_What you need to do_
Pictures aside, write out every record exactly as it appears.

Dataset items:
○ ○ ○ ○ ○ ○ ○
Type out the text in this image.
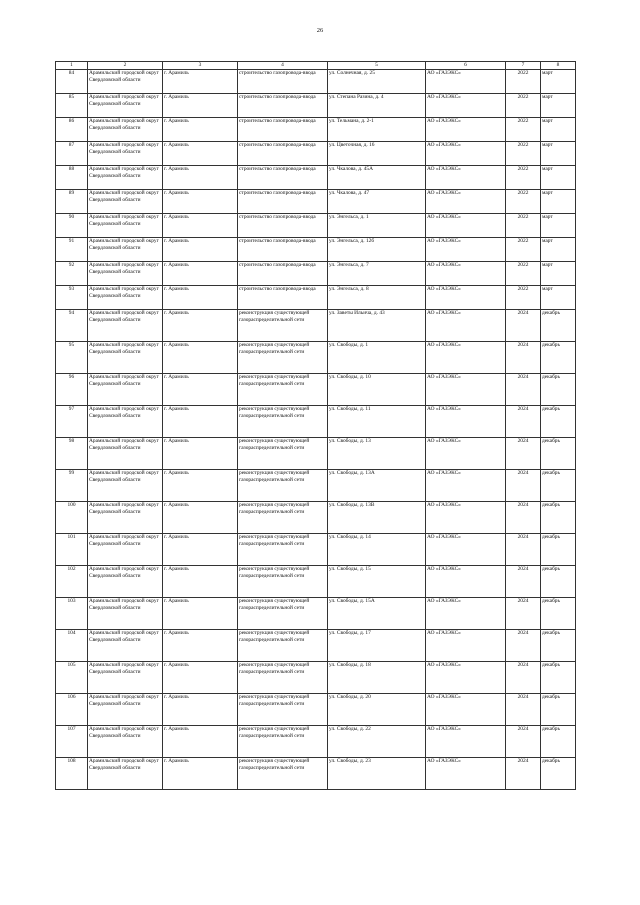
26
1	2	3	4	5	6	7	8
84	Арамильский городской округ Свердловской области	г. Арамиль	строительство газопровода-ввода	ул. Солнечная, д. 25	АО «ГАЗЭКС»	2022	март
85	Арамильский городской округ Свердловской области	г. Арамиль	строительство газопровода-ввода	ул. Степана Разина, д. 4	АО «ГАЗЭКС»	2022	март
86	Арамильский городской округ Свердловской области	г. Арамиль	строительство газопровода-ввода	ул. Тельмана, д. 2-1	АО «ГАЗЭКС»	2022	март
87	Арамильский городской округ Свердловской области	г. Арамиль	строительство газопровода-ввода	ул. Цветочная, д. 16	АО «ГАЗЭКС»	2022	март
88	Арамильский городской округ Свердловской области	г. Арамиль	строительство газопровода-ввода	ул. Чкалова, д. 45А	АО «ГАЗЭКС»	2022	март
89	Арамильский городской округ Свердловской области	г. Арамиль	строительство газопровода-ввода	ул. Чкалова, д. 47	АО «ГАЗЭКС»	2022	март
90	Арамильский городской округ Свердловской области	г. Арамиль	строительство газопровода-ввода	ул. Энгельса, д. 1	АО «ГАЗЭКС»	2022	март
91	Арамильский городской округ Свердловской области	г. Арамиль	строительство газопровода-ввода	ул. Энгельса, д. 12б	АО «ГАЗЭКС»	2022	март
92	Арамильский городской округ Свердловской области	г. Арамиль	строительство газопровода-ввода	ул. Энгельса, д. 7	АО «ГАЗЭКС»	2022	март
93	Арамильский городской округ Свердловской области	г. Арамиль	строительство газопровода-ввода	ул. Энгельса, д. 8	АО «ГАЗЭКС»	2022	март
94	Арамильский городской округ Свердловской области	г. Арамиль	реконструкция существующей газораспределительной сети	ул. Заветы Ильича, д. 43	АО «ГАЗЭКС»	2024	декабрь
95	Арамильский городской округ Свердловской области	г. Арамиль	реконструкция существующей газораспределительной сети	ул. Свободы, д. 1	АО «ГАЗЭКС»	2024	декабрь
96	Арамильский городской округ Свердловской области	г. Арамиль	реконструкция существующей газораспределительной сети	ул. Свободы, д. 10	АО «ГАЗЭКС»	2024	декабрь
97	Арамильский городской округ Свердловской области	г. Арамиль	реконструкция существующей газораспределительной сети	ул. Свободы, д. 11	АО «ГАЗЭКС»	2024	декабрь
98	Арамильский городской округ Свердловской области	г. Арамиль	реконструкция существующей газораспределительной сети	ул. Свободы, д. 13	АО «ГАЗЭКС»	2024	декабрь
99	Арамильский городской округ Свердловской области	г. Арамиль	реконструкция существующей газораспределительной сети	ул. Свободы, д. 13А	АО «ГАЗЭКС»	2024	декабрь
100	Арамильский городской округ Свердловской области	г. Арамиль	реконструкция существующей газораспределительной сети	ул. Свободы, д. 13В	АО «ГАЗЭКС»	2024	декабрь
101	Арамильский городской округ Свердловской области	г. Арамиль	реконструкция существующей газораспределительной сети	ул. Свободы, д. 14	АО «ГАЗЭКС»	2024	декабрь
102	Арамильский городской округ Свердловской области	г. Арамиль	реконструкция существующей газораспределительной сети	ул. Свободы, д. 15	АО «ГАЗЭКС»	2024	декабрь
103	Арамильский городской округ Свердловской области	г. Арамиль	реконструкция существующей газораспределительной сети	ул. Свободы, д. 15А	АО «ГАЗЭКС»	2024	декабрь
104	Арамильский городской округ Свердловской области	г. Арамиль	реконструкция существующей газораспределительной сети	ул. Свободы, д. 17	АО «ГАЗЭКС»	2024	декабрь
105	Арамильский городской округ Свердловской области	г. Арамиль	реконструкция существующей газораспределительной сети	ул. Свободы, д. 18	АО «ГАЗЭКС»	2024	декабрь
106	Арамильский городской округ Свердловской области	г. Арамиль	реконструкция существующей газораспределительной сети	ул. Свободы, д. 20	АО «ГАЗЭКС»	2024	декабрь
107	Арамильский городской округ Свердловской области	г. Арамиль	реконструкция существующей газораспределительной сети	ул. Свободы, д. 22	АО «ГАЗЭКС»	2024	декабрь
108	Арамильский городской округ Свердловской области	г. Арамиль	реконструкция существующей газораспределительной сети	ул. Свободы, д. 23	АО «ГАЗЭКС»	2024	декабрь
○ ○ ○ ○ ○ ○ ○
_Solved problem_
Type out the text in this image.
26
1	2	3	4	5	6	7	8
84	Арамильский городской округ Свердловской области	г. Арамиль	строительство газопровода-ввода	ул. Солнечная, д. 25	АО «ГАЗЭКС»	2022	март
85	Арамильский городской округ Свердловской области	г. Арамиль	строительство газопровода-ввода	ул. Степана Разина, д. 4	АО «ГАЗЭКС»	2022	март
86	Арамильский городской округ Свердловской области	г. Арамиль	строительство газопровода-ввода	ул. Тельмана, д. 2-1	АО «ГАЗЭКС»	2022	март
87	Арамильский городской округ Свердловской области	г. Арамиль	строительство газопровода-ввода	ул. Цветочная, д. 16	АО «ГАЗЭКС»	2022	март
88	Арамильский городской округ Свердловской области	г. Арамиль	строительство газопровода-ввода	ул. Чкалова, д. 45А	АО «ГАЗЭКС»	2022	март
89	Арамильский городской округ Свердловской области	г. Арамиль	строительство газопровода-ввода	ул. Чкалова, д. 47	АО «ГАЗЭКС»	2022	март
90	Арамильский городской округ Свердловской области	г. Арамиль	строительство газопровода-ввода	ул. Энгельса, д. 1	АО «ГАЗЭКС»	2022	март
91	Арамильский городской округ Свердловской области	г. Арамиль	строительство газопровода-ввода	ул. Энгельса, д. 12б	АО «ГАЗЭКС»	2022	март
92	Арамильский городской округ Свердловской области	г. Арамиль	строительство газопровода-ввода	ул. Энгельса, д. 7	АО «ГАЗЭКС»	2022	март
93	Арамильский городской округ Свердловской области	г. Арамиль	строительство газопровода-ввода	ул. Энгельса, д. 8	АО «ГАЗЭКС»	2022	март
94	Арамильский городской округ Свердловской области	г. Арамиль	реконструкция существующей газораспределительной сети	ул. Заветы Ильича, д. 43	АО «ГАЗЭКС»	2024	декабрь
95	Арамильский городской округ Свердловской области	г. Арамиль	реконструкция существующей газораспределительной сети	ул. Свободы, д. 1	АО «ГАЗЭКС»	2024	декабрь
96	Арамильский городской округ Свердловской области	г. Арамиль	реконструкция существующей газораспределительной сети	ул. Свободы, д. 10	АО «ГАЗЭКС»	2024	декабрь
97	Арамильский городской округ Свердловской области	г. Арамиль	реконструкция существующей газораспределительной сети	ул. Свободы, д. 11	АО «ГАЗЭКС»	2024	декабрь
98	Арамильский городской округ Свердловской области	г. Арамиль	реконструкция существующей газораспределительной сети	ул. Свободы, д. 13	АО «ГАЗЭКС»	2024	декабрь
99	Арамильский городской округ Свердловской области	г. Арамиль	реконструкция существующей газораспределительной сети	ул. Свободы, д. 13А	АО «ГАЗЭКС»	2024	декабрь
100	Арамильский городской округ Свердловской области	г. Арамиль	реконструкция существующей газораспределительной сети	ул. Свободы, д. 13В	АО «ГАЗЭКС»	2024	декабрь
101	Арамильский городской округ Свердловской области	г. Арамиль	реконструкция существующей газораспределительной сети	ул. Свободы, д. 14	АО «ГАЗЭКС»	2024	декабрь
102	Арамильский городской округ Свердловской области	г. Арамиль	реконструкция существующей газораспределительной сети	ул. Свободы, д. 15	АО «ГАЗЭКС»	2024	декабрь
103	Арамильский городской округ Свердловской области	г. Арамиль	реконструкция существующей газораспределительной сети	ул. Свободы, д. 15А	АО «ГАЗЭКС»	2024	декабрь
104	Арамильский городской округ Свердловской области	г. Арамиль	реконструкция существующей газораспределительной сети	ул. Свободы, д. 17	АО «ГАЗЭКС»	2024	декабрь
105	Арамильский городской округ Свердловской области	г. Арамиль	реконструкция существующей газораспределительной сети	ул. Свободы, д. 18	АО «ГАЗЭКС»	2024	декабрь
106	Арамильский городской округ Свердловской области	г. Арамиль	реконструкция существующей газораспределительной сети	ул. Свободы, д. 20	АО «ГАЗЭКС»	2024	декабрь
107	Арамильский городской округ Свердловской области	г. Арамиль	реконструкция существующей газораспределительной сети	ул. Свободы, д. 22	АО «ГАЗЭКС»	2024	декабрь
108	Арамильский городской округ Свердловской области	г. Арамиль	реконструкция существующей газораспределительной сети	ул. Свободы, д. 23	АО «ГАЗЭКС»	2024	декабрь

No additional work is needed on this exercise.